Stated task:
Images are not part of the copy; transcribe all the data exactly.

*** Task input ***

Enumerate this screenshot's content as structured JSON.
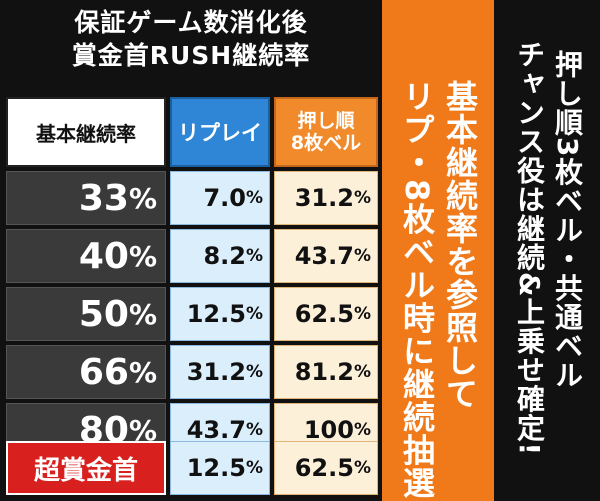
{
  "title": {
    "line1": "保証ゲーム数消化後",
    "line2": "賞金首RUSH継続率"
  },
  "headers": {
    "base": "基本継続率",
    "replay": "リプレイ",
    "bell_line1": "押し順",
    "bell_line2": "8枚ベル"
  },
  "rows": [
    {
      "label": "33",
      "replay": "7.0",
      "bell": "31.2"
    },
    {
      "label": "40",
      "replay": "8.2",
      "bell": "43.7"
    },
    {
      "label": "50",
      "replay": "12.5",
      "bell": "62.5"
    },
    {
      "label": "66",
      "replay": "31.2",
      "bell": "81.2"
    },
    {
      "label": "80",
      "replay": "43.7",
      "bell": "100"
    }
  ],
  "special_row": {
    "label": "超賞金首",
    "replay": "12.5",
    "bell": "62.5"
  },
  "pct_sign": "%",
  "orange_text": {
    "col1": "基本継続率を参照して",
    "col2": "リプ・8枚ベル時に継続抽選"
  },
  "black_text": {
    "col1": "押し順3枚ベル・共通ベル",
    "col2": "チャンス役は継続&上乗せ確定!"
  },
  "colors": {
    "orange": "#f07a1a",
    "blue": "#2f86d6",
    "red": "#d8201f"
  }
}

***

Solution to this exercise:
Enumerate this screenshot's content as structured JSON.
{
  "title": {
    "line1": "保証ゲーム数消化後",
    "line2": "賞金首RUSH継続率"
  },
  "headers": {
    "base": "基本継続率",
    "replay": "リプレイ",
    "bell_line1": "押し順",
    "bell_line2": "8枚ベル"
  },
  "rows": [
    {
      "label": "33",
      "replay": "7.0",
      "bell": "31.2"
    },
    {
      "label": "40",
      "replay": "8.2",
      "bell": "43.7"
    },
    {
      "label": "50",
      "replay": "12.5",
      "bell": "62.5"
    },
    {
      "label": "66",
      "replay": "31.2",
      "bell": "81.2"
    },
    {
      "label": "80",
      "replay": "43.7",
      "bell": "100"
    }
  ],
  "special_row": {
    "label": "超賞金首",
    "replay": "12.5",
    "bell": "62.5"
  },
  "pct_sign": "%",
  "orange_text": {
    "col1": "基本継続率を参照して",
    "col2": "リプ・8枚ベル時に継続抽選"
  },
  "black_text": {
    "col1": "押し順3枚ベル・共通ベル",
    "col2": "チャンス役は継続&上乗せ確定!"
  },
  "colors": {
    "orange": "#f07a1a",
    "blue": "#2f86d6",
    "red": "#d8201f"
  }
}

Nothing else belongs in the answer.